■ **Records provided**:

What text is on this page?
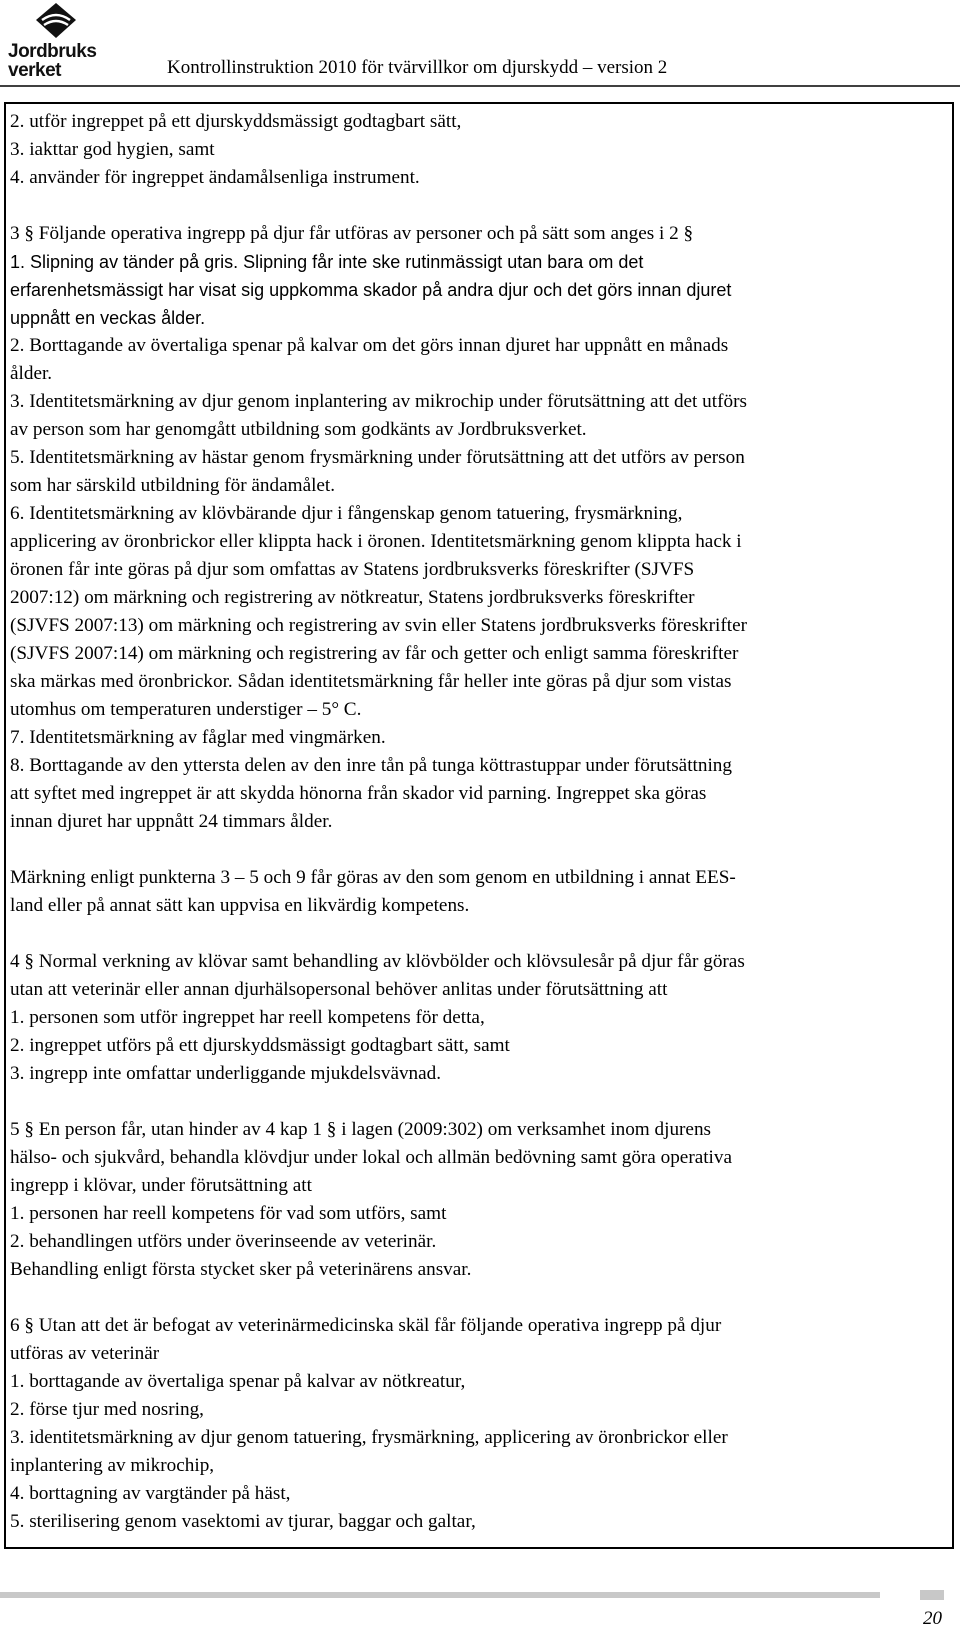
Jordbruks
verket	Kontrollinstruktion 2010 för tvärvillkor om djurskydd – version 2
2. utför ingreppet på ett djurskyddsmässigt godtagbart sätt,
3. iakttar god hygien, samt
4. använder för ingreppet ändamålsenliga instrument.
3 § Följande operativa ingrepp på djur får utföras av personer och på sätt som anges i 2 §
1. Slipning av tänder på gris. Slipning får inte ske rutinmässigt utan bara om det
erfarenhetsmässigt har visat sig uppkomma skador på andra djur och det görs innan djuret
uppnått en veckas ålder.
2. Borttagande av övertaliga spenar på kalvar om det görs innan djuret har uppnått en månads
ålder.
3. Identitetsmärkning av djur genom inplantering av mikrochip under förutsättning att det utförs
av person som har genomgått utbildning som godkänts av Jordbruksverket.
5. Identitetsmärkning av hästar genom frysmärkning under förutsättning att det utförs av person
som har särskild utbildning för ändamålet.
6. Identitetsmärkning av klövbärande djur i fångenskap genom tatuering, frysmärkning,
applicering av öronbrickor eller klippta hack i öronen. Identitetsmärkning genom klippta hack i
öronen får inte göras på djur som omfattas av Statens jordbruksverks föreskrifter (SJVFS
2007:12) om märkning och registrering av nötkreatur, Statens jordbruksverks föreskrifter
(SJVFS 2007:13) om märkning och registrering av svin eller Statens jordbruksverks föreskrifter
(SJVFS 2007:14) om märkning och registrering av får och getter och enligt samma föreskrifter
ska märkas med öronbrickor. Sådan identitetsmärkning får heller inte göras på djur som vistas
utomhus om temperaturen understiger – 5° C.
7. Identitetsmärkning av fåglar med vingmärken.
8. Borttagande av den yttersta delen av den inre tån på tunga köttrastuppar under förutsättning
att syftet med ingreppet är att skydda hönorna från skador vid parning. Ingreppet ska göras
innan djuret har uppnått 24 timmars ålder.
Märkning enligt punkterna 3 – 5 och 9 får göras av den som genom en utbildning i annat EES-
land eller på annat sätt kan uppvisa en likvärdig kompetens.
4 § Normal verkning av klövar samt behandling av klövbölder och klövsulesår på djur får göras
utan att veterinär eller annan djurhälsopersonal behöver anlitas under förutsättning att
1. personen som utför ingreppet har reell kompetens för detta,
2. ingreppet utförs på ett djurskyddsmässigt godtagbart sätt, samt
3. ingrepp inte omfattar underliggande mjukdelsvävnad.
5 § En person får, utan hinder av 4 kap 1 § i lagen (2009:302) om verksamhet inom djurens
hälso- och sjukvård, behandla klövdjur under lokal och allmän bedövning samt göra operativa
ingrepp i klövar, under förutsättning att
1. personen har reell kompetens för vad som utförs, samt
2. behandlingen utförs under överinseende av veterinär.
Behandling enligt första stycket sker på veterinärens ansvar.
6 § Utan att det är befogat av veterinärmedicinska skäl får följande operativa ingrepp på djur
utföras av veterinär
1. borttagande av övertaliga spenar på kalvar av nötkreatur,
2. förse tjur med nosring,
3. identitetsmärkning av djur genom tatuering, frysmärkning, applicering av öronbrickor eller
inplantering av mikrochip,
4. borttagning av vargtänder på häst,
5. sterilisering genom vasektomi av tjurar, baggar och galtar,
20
==
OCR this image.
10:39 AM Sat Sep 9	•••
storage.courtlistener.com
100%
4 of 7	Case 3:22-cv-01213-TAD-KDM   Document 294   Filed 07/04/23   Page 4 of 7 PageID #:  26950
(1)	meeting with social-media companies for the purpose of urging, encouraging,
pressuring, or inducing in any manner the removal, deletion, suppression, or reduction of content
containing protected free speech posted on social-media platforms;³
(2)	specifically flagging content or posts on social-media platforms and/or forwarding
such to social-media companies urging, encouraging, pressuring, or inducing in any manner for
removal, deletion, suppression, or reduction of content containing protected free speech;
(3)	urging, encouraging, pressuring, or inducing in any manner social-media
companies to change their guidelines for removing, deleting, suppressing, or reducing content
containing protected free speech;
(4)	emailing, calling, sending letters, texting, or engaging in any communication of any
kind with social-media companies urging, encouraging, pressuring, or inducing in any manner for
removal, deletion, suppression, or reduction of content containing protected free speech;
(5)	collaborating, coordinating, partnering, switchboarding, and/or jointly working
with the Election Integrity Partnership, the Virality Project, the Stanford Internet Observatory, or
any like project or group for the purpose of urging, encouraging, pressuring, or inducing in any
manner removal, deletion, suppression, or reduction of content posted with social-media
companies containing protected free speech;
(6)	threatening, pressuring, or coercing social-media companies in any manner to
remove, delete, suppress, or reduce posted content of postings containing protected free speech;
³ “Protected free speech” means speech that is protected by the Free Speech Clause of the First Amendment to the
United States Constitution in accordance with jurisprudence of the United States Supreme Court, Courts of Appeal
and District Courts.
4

■ **Problem description**: Go through the listing above and copy each line in which the string "tatuering" is found.

■ **Expected output**:
6. Identitetsmärkning av klövbärande djur i fångenskap genom tatuering, frysmärkning,
3. identitetsmärkning av djur genom tatuering, frysmärkning, applicering av öronbrickor eller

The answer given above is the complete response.